* Aim of the task
Copy down all of the data underneath, exactly as shown.

(Stored data)
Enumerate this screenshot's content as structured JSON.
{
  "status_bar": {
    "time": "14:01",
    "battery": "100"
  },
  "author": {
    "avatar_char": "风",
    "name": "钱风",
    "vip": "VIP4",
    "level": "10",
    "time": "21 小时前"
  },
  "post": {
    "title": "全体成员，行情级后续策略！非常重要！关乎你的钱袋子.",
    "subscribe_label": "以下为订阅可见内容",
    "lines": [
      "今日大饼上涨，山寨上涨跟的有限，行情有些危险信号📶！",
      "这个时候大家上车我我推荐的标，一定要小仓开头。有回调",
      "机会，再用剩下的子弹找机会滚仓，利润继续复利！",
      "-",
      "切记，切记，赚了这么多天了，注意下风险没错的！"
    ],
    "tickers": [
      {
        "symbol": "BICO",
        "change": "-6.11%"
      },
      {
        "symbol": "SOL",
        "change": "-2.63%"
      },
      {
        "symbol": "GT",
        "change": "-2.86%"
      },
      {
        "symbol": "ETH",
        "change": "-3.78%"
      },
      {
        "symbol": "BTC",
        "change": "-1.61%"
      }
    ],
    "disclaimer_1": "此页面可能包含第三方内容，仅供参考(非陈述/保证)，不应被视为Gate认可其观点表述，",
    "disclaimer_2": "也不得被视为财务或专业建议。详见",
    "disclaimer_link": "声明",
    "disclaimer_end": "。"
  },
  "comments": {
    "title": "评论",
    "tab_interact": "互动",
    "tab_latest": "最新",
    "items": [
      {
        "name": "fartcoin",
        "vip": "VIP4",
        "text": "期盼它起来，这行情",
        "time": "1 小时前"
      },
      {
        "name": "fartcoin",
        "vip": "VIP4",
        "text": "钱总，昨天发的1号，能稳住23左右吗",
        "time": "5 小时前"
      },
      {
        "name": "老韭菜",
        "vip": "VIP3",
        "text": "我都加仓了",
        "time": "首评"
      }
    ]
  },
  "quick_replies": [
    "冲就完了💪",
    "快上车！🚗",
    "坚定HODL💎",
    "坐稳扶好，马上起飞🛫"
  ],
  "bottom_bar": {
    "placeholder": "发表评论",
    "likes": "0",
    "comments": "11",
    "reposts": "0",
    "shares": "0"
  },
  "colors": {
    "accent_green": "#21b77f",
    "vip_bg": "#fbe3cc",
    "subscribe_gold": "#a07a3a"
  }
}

* Result below
Enumerate this screenshot's content as structured JSON.
{
  "status_bar": {
    "time": "14:01",
    "battery": "100"
  },
  "author": {
    "avatar_char": "风",
    "name": "钱风",
    "vip": "VIP4",
    "level": "10",
    "time": "21 小时前"
  },
  "post": {
    "title": "全体成员，行情级后续策略！非常重要！关乎你的钱袋子.",
    "subscribe_label": "以下为订阅可见内容",
    "lines": [
      "今日大饼上涨，山寨上涨跟的有限，行情有些危险信号📶！",
      "这个时候大家上车我我推荐的标，一定要小仓开头。有回调",
      "机会，再用剩下的子弹找机会滚仓，利润继续复利！",
      "-",
      "切记，切记，赚了这么多天了，注意下风险没错的！"
    ],
    "tickers": [
      {
        "symbol": "BICO",
        "change": "-6.11%"
      },
      {
        "symbol": "SOL",
        "change": "-2.63%"
      },
      {
        "symbol": "GT",
        "change": "-2.86%"
      },
      {
        "symbol": "ETH",
        "change": "-3.78%"
      },
      {
        "symbol": "BTC",
        "change": "-1.61%"
      }
    ],
    "disclaimer_1": "此页面可能包含第三方内容，仅供参考(非陈述/保证)，不应被视为Gate认可其观点表述，",
    "disclaimer_2": "也不得被视为财务或专业建议。详见",
    "disclaimer_link": "声明",
    "disclaimer_end": "。"
  },
  "comments": {
    "title": "评论",
    "tab_interact": "互动",
    "tab_latest": "最新",
    "items": [
      {
        "name": "fartcoin",
        "vip": "VIP4",
        "text": "期盼它起来，这行情",
        "time": "1 小时前"
      },
      {
        "name": "fartcoin",
        "vip": "VIP4",
        "text": "钱总，昨天发的1号，能稳住23左右吗",
        "time": "5 小时前"
      },
      {
        "name": "老韭菜",
        "vip": "VIP3",
        "text": "我都加仓了",
        "time": "首评"
      }
    ]
  },
  "quick_replies": [
    "冲就完了💪",
    "快上车！🚗",
    "坚定HODL💎",
    "坐稳扶好，马上起飞🛫"
  ],
  "bottom_bar": {
    "placeholder": "发表评论",
    "likes": "0",
    "comments": "11",
    "reposts": "0",
    "shares": "0"
  },
  "colors": {
    "accent_green": "#21b77f",
    "vip_bg": "#fbe3cc",
    "subscribe_gold": "#a07a3a"
  }
}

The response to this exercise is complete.